>> Start GIVEN RECORDS

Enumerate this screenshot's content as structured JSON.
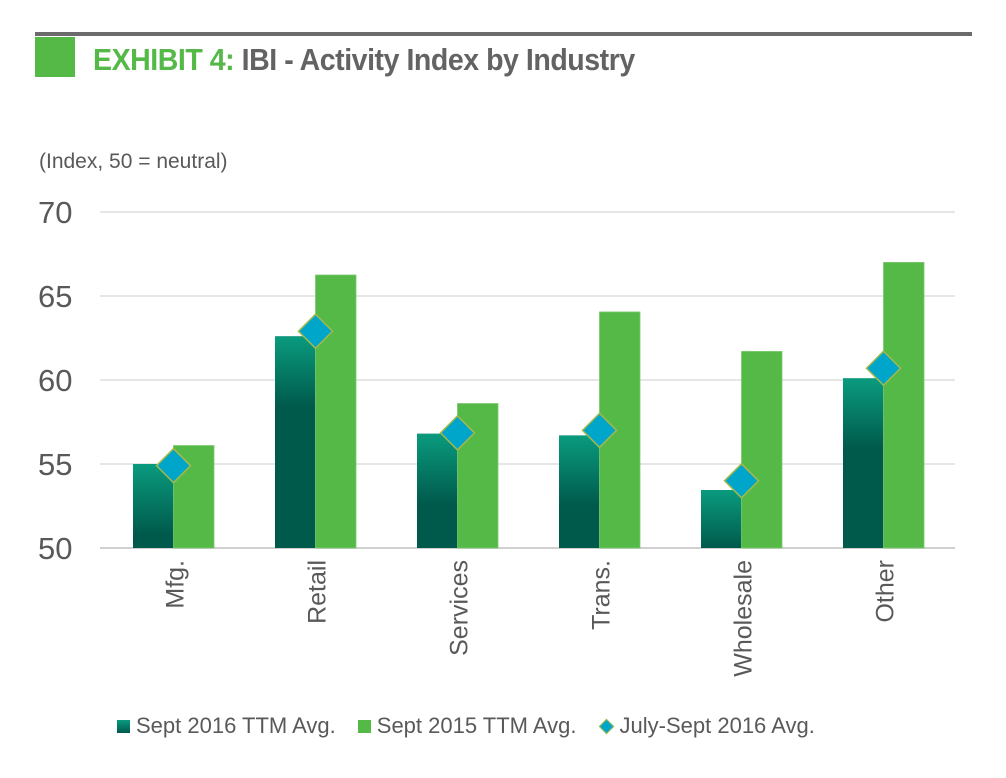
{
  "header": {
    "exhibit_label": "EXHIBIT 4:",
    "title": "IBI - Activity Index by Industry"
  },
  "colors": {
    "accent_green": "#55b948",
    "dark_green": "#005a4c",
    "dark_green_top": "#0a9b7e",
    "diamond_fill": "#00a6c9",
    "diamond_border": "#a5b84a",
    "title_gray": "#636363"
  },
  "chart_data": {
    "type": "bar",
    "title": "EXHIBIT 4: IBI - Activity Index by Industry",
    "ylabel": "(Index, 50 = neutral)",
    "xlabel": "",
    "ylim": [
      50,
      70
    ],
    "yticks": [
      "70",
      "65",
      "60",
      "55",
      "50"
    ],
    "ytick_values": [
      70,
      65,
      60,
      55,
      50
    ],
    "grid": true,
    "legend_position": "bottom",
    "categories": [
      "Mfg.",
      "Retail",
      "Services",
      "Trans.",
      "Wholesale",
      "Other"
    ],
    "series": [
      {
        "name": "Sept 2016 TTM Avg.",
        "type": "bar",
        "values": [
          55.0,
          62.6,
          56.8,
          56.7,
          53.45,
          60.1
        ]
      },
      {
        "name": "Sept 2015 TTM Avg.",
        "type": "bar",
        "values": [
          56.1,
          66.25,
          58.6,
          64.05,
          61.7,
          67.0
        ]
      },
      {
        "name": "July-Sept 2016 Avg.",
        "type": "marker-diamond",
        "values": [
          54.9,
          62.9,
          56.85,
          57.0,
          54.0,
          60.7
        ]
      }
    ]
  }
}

>> End GIVEN RECORDS

▸ **AIM OF THE TASK**:
In the entries above, find each line with the word "Activity" and copy it.

▸ **WRITTEN ANSWER**:
    "title": "IBI - Activity Index by Industry"
    "title": "EXHIBIT 4: IBI - Activity Index by Industry",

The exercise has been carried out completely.